Find each line with the word "Codes" and copy it.

● RAW DATA:
══════
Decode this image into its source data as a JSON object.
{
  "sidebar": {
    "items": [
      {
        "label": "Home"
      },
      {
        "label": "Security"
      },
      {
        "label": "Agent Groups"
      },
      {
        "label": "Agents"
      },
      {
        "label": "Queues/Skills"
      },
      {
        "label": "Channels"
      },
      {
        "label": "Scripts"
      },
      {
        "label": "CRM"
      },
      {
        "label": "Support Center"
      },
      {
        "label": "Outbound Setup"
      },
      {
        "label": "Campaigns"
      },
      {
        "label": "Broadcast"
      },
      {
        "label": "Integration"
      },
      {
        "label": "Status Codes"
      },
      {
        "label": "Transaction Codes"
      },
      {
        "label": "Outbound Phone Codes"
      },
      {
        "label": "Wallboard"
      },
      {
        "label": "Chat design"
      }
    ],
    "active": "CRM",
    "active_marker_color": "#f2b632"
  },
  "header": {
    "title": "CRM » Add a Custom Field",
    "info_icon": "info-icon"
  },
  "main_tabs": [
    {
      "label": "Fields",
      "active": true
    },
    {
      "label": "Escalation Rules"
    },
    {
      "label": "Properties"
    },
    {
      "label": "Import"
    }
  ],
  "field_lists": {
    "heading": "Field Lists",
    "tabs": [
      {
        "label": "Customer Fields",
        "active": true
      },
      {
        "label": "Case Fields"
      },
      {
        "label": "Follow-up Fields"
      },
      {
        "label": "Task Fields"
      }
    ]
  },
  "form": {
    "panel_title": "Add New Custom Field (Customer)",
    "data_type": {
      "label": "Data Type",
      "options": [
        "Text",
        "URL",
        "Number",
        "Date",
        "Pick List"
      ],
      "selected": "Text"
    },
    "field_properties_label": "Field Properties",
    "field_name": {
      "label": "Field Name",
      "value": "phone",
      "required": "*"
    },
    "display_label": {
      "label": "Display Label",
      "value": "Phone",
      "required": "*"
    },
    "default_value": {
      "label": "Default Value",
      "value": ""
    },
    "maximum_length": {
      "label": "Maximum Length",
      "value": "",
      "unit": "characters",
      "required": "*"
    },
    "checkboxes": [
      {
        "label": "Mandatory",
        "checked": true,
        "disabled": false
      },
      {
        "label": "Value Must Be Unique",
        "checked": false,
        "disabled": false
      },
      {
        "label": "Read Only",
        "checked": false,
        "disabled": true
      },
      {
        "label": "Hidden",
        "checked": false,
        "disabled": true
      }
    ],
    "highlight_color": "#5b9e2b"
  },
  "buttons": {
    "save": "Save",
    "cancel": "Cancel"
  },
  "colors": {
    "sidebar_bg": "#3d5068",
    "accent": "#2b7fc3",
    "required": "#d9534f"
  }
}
══════
● TASK OUTPUT:
        "label": "Status Codes"
        "label": "Transaction Codes"
        "label": "Outbound Phone Codes"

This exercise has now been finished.